··· Data for processing ···

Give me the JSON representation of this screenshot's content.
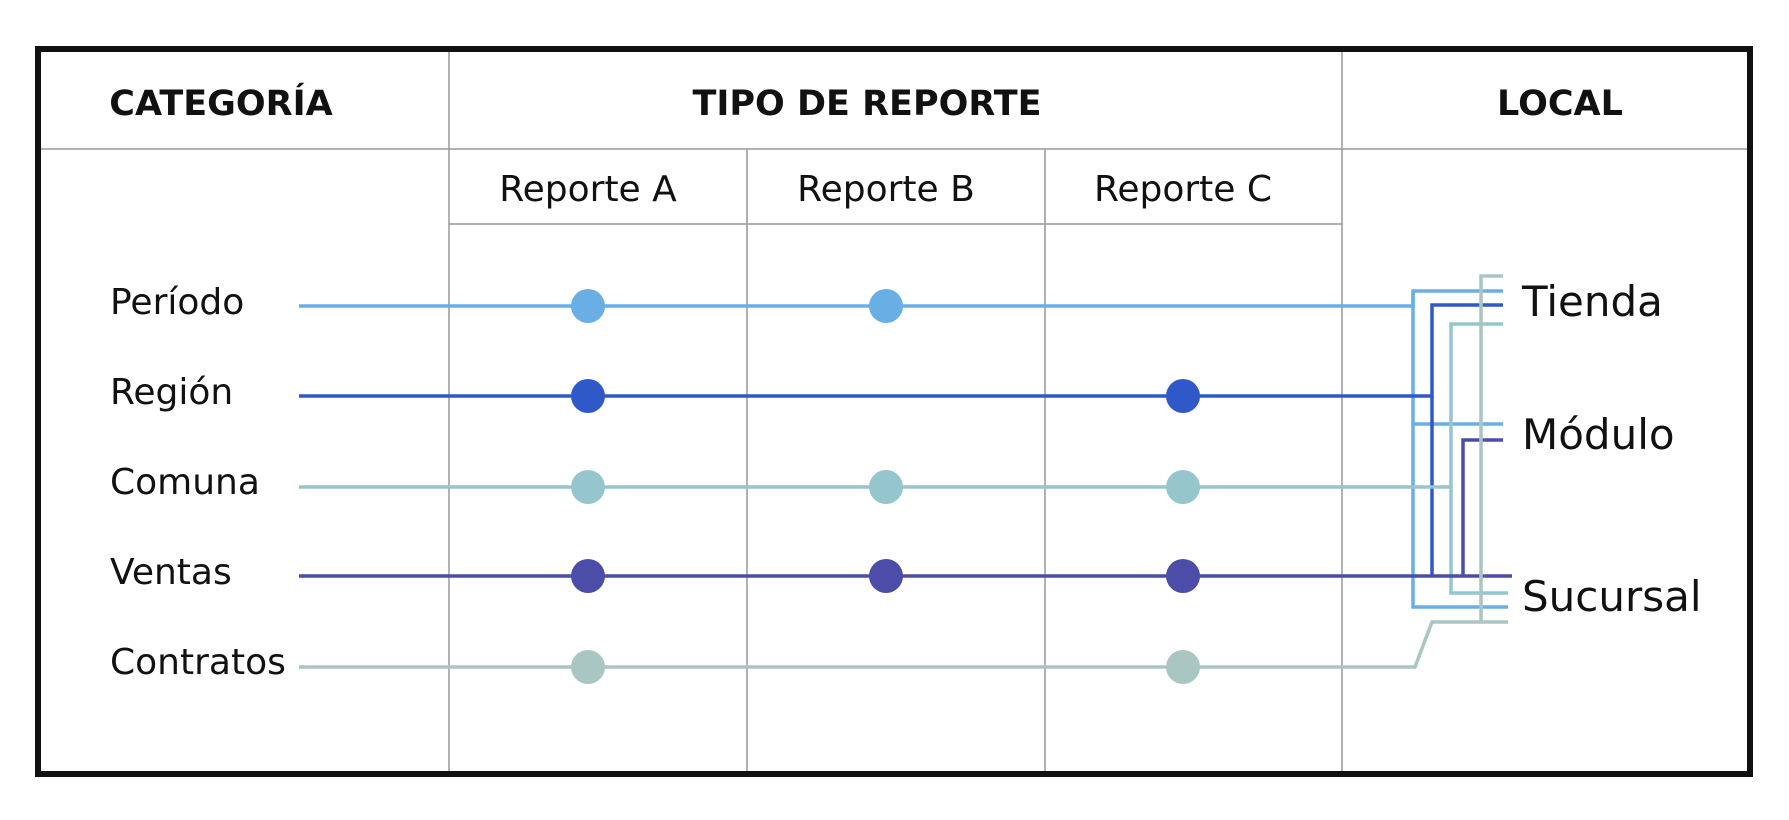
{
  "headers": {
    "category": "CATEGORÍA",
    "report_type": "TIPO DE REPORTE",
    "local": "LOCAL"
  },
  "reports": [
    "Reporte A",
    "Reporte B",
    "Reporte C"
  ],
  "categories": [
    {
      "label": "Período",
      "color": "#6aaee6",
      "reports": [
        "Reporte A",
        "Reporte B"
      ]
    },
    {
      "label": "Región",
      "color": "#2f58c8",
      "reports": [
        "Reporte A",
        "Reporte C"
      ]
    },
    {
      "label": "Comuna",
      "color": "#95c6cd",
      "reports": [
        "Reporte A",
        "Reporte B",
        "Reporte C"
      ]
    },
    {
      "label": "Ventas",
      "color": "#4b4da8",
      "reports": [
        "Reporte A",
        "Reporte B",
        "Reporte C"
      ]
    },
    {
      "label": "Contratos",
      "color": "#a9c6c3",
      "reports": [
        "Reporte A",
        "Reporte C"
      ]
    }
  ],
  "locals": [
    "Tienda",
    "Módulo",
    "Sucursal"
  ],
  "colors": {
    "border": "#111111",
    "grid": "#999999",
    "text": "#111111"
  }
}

···

Which lines hold the word "label"? Show each one.

*Result below*.
      "label": "Período",
      "label": "Región",
      "label": "Comuna",
      "label": "Ventas",
      "label": "Contratos",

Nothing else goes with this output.